> **Directions**: Copy out all lines that hold "frac".

======== Entries provided

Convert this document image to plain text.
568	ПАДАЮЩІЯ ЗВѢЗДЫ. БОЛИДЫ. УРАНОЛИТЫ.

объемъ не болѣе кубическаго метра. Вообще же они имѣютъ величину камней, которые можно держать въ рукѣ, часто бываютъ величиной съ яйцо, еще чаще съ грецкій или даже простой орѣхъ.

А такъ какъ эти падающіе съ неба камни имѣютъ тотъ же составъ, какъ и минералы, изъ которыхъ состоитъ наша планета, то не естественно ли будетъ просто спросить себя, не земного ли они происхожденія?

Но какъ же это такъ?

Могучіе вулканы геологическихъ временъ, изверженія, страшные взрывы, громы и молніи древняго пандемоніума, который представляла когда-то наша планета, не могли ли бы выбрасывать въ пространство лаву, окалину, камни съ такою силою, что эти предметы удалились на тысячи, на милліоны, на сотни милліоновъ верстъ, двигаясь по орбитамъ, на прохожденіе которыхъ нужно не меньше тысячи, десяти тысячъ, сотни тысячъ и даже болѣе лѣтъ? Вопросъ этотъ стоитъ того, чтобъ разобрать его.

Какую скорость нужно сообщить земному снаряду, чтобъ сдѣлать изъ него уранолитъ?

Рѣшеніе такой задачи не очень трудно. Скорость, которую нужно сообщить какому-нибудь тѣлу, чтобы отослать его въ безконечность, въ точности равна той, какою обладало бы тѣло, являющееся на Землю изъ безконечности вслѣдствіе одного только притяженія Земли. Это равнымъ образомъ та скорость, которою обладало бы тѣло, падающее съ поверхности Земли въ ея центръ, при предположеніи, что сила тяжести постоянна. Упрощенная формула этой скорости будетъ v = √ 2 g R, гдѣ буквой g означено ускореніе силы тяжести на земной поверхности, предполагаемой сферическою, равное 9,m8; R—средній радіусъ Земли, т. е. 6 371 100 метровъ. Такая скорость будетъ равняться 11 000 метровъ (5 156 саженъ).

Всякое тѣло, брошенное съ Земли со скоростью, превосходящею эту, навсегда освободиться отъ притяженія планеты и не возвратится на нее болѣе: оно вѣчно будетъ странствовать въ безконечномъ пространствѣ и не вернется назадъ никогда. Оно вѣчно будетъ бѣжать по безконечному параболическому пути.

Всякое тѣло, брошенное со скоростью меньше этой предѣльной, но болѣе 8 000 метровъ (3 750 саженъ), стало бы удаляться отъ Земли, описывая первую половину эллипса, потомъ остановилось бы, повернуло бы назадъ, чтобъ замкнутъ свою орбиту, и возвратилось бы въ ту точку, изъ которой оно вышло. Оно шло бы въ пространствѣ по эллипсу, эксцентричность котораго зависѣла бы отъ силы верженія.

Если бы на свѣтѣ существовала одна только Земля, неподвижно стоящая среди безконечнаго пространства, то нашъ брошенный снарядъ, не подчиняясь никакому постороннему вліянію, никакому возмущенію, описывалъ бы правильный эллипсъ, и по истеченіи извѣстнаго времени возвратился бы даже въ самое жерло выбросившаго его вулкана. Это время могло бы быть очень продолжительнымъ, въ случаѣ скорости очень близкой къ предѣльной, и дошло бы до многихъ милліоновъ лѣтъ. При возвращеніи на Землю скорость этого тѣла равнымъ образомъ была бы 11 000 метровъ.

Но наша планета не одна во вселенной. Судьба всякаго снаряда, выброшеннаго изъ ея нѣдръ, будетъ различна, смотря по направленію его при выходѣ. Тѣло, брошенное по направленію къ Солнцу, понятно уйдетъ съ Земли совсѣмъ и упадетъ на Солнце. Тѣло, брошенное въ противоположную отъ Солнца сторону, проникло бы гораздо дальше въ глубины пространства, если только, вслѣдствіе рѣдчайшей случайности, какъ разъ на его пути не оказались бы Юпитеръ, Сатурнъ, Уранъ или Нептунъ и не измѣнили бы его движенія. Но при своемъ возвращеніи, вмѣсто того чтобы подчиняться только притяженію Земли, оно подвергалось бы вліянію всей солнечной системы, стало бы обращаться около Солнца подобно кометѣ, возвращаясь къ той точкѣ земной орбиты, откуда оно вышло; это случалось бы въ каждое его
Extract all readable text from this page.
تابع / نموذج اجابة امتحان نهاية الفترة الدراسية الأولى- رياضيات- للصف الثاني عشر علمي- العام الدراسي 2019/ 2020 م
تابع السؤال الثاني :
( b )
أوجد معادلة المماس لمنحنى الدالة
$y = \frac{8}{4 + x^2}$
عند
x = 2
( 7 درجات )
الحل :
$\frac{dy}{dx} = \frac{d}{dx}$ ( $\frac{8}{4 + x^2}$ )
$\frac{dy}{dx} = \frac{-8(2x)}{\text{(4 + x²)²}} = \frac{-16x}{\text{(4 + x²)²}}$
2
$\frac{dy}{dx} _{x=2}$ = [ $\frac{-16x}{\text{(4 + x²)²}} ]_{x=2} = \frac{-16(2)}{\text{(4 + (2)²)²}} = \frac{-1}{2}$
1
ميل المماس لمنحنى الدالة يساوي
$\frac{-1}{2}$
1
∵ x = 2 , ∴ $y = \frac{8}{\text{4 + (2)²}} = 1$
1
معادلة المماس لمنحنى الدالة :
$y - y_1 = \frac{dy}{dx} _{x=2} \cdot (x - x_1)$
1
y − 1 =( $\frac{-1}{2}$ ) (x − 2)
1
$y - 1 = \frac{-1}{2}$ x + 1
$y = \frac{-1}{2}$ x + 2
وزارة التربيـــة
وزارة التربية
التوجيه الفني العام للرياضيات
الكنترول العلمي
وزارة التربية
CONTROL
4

================

> **Final result**:
$y = \frac{8}{4 + x^2}$
$\frac{dy}{dx} = \frac{d}{dx}$ ( $\frac{8}{4 + x^2}$ )
$\frac{dy}{dx} = \frac{-8(2x)}{\text{(4 + x²)²}} = \frac{-16x}{\text{(4 + x²)²}}$
$\frac{dy}{dx} _{x=2}$ = [ $\frac{-16x}{\text{(4 + x²)²}} ]_{x=2} = \frac{-16(2)}{\text{(4 + (2)²)²}} = \frac{-1}{2}$
$\frac{-1}{2}$
∵ x = 2 , ∴ $y = \frac{8}{\text{4 + (2)²}} = 1$
$y - y_1 = \frac{dy}{dx} _{x=2} \cdot (x - x_1)$
y − 1 =( $\frac{-1}{2}$ ) (x − 2)
$y - 1 = \frac{-1}{2}$ x + 1
$y = \frac{-1}{2}$ x + 2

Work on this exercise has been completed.